• **INSTRUCTIONS TO FOLLOW**:
Which lines hold the word "this"? Show each of them.

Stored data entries
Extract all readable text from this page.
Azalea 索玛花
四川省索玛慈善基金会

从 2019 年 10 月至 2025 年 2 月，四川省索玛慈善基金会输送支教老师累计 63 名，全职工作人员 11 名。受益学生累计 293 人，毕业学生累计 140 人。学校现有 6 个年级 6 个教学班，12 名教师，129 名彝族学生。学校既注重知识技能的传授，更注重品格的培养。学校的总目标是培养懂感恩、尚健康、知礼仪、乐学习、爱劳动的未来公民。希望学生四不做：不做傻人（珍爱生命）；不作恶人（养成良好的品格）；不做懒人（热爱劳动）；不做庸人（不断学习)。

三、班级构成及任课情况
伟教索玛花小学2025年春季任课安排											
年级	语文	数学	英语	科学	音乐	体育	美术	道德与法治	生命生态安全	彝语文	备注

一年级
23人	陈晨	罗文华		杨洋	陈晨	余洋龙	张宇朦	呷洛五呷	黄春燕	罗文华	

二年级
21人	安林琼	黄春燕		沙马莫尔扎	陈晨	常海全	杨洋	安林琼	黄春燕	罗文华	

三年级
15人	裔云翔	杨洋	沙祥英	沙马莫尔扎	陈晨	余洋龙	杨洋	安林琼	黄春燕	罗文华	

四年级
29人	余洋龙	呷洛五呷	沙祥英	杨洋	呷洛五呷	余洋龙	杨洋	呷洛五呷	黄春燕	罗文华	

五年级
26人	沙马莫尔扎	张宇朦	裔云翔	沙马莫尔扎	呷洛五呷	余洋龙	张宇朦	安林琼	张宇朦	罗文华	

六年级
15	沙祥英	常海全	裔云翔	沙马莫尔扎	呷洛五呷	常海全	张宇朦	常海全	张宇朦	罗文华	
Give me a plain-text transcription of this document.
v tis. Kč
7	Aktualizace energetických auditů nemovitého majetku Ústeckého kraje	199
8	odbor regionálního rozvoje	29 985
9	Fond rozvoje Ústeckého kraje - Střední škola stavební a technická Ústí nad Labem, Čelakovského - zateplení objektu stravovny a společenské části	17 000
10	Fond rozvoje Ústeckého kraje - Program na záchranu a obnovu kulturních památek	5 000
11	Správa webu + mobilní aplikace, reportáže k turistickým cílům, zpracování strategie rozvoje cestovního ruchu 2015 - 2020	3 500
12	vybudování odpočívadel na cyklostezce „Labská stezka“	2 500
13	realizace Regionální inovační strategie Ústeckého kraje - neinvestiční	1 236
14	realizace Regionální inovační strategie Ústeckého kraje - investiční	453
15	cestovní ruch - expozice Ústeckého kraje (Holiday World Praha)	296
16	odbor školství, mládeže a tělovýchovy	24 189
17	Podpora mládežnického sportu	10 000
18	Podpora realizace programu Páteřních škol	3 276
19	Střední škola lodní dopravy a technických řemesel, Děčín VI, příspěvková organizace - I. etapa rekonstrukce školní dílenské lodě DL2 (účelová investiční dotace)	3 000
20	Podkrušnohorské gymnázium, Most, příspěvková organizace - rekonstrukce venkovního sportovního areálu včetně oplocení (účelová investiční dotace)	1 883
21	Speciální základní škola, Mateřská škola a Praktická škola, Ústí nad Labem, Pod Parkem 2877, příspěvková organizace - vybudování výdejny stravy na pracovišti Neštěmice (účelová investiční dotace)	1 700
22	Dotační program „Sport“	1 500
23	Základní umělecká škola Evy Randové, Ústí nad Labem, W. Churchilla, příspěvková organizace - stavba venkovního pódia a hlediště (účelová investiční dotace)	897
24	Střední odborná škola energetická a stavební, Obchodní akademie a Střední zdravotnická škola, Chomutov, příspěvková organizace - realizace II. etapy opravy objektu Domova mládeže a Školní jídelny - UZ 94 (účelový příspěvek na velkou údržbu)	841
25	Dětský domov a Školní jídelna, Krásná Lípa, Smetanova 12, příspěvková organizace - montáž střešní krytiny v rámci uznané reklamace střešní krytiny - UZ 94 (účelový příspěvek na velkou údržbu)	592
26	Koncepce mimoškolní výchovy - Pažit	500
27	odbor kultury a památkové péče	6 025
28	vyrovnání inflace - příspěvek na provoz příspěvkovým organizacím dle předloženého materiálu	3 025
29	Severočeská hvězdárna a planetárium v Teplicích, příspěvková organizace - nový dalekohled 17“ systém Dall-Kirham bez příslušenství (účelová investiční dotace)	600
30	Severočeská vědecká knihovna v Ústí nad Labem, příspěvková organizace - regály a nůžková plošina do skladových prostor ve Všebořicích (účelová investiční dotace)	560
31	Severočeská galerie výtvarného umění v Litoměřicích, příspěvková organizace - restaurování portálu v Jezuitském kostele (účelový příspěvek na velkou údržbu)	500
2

• **ANSWER FOR THE TASK**:
Extract all readable text from this page.
Give me a plain-text transcription of this document.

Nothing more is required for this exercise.